*Exercise prompt*
Look at each line of the records and count those with "following" in them. Please answer with the count alone.

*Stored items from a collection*
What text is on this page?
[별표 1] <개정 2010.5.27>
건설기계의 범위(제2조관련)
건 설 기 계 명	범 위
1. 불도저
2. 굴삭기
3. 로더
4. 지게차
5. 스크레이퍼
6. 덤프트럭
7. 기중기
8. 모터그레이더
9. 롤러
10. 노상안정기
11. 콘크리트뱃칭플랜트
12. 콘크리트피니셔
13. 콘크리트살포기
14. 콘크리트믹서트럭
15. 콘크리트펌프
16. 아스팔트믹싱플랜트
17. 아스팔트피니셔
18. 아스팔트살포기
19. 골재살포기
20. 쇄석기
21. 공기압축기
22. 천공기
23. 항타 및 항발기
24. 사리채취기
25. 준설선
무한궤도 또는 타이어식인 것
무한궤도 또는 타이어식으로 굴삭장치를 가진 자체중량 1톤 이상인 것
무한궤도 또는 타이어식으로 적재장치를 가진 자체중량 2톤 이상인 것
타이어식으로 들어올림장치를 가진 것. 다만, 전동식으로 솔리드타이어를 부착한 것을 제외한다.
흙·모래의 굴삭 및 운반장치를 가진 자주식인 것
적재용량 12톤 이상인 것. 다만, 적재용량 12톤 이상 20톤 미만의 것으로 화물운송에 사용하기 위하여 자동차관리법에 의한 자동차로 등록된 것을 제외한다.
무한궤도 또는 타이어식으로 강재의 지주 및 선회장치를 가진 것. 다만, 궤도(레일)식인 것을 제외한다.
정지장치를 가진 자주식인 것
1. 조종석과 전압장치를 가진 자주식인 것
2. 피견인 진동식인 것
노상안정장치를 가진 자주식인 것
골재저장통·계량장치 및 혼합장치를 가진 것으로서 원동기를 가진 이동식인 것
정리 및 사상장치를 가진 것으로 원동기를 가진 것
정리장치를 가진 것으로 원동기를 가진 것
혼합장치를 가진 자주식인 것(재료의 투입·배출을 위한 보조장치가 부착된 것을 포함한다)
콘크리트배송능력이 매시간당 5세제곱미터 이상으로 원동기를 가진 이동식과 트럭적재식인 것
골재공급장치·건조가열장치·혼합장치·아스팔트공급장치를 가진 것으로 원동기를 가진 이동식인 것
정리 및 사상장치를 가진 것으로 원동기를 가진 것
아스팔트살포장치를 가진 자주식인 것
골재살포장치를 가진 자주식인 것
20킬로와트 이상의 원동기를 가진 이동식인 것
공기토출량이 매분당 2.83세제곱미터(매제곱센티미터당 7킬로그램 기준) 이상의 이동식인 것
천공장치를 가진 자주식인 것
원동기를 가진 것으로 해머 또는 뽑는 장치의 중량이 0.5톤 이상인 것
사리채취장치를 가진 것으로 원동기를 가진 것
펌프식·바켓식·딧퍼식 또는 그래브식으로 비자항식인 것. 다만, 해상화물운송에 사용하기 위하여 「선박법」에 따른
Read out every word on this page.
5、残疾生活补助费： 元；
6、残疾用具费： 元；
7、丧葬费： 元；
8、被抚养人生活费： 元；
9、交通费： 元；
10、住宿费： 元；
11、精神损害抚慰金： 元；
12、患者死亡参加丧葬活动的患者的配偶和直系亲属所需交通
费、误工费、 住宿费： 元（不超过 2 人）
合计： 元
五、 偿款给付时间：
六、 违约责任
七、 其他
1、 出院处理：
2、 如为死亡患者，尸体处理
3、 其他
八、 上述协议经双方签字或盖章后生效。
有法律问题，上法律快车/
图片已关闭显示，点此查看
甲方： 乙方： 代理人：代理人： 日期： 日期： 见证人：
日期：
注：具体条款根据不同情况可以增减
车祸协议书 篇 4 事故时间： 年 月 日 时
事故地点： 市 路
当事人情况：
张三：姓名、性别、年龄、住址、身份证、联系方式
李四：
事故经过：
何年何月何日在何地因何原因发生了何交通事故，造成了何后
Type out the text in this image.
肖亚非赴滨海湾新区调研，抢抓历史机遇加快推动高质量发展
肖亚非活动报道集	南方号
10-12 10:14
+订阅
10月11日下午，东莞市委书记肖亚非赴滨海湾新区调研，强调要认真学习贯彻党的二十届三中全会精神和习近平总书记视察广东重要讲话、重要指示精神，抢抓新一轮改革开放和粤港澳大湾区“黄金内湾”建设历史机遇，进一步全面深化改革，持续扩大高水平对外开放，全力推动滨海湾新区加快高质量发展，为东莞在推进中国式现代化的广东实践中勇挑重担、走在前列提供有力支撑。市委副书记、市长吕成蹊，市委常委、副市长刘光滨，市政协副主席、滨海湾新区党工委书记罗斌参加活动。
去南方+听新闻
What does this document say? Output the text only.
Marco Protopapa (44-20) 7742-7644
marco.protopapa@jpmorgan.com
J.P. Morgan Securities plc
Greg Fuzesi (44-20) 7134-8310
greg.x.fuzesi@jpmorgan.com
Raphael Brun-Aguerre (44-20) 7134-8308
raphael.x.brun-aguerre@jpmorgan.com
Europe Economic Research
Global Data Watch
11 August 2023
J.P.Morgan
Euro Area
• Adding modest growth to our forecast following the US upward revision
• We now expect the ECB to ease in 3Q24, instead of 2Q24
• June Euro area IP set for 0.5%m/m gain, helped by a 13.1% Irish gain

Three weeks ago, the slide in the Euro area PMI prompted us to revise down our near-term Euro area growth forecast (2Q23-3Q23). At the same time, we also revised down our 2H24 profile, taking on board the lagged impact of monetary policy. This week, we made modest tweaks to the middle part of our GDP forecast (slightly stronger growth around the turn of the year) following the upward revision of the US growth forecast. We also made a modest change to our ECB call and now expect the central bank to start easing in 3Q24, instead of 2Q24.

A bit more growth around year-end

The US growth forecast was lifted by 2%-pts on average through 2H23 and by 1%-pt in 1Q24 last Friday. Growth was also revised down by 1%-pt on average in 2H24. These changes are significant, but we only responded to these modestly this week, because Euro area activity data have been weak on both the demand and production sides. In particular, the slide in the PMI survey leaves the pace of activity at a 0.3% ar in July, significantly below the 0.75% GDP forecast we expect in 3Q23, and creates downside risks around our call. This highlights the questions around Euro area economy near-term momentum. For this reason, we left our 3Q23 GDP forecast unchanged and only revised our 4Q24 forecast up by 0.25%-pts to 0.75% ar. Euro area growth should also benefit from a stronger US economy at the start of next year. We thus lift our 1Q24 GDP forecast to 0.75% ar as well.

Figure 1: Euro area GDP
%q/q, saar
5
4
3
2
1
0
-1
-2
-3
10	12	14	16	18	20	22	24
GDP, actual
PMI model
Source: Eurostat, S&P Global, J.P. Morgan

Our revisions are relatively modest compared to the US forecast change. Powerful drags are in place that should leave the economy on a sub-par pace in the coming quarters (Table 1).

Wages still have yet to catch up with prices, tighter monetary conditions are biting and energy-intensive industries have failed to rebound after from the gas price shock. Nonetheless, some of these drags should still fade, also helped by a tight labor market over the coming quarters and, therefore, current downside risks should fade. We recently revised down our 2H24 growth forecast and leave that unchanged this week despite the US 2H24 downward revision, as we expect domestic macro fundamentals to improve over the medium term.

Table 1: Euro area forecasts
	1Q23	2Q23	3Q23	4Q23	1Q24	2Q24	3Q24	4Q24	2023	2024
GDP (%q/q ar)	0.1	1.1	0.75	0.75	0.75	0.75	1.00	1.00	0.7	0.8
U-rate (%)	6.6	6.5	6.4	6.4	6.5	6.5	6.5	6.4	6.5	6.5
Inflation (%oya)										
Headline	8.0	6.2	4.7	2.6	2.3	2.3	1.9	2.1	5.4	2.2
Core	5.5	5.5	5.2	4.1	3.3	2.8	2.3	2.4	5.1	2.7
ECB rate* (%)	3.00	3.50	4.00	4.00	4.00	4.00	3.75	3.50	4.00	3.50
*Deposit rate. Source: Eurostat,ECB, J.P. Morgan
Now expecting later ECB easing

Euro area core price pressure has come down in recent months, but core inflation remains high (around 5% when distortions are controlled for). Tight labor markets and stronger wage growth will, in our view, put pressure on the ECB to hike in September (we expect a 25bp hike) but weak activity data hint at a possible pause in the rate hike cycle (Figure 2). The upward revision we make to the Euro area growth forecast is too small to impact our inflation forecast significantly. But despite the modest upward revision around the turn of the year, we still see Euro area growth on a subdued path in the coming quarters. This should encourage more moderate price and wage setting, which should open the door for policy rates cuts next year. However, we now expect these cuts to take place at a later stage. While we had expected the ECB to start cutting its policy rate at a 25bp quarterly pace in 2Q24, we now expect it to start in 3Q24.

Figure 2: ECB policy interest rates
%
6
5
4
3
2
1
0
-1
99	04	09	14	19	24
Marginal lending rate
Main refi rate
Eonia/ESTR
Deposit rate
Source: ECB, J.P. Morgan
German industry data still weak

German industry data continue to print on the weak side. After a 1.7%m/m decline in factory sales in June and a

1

*Exercise solution*
2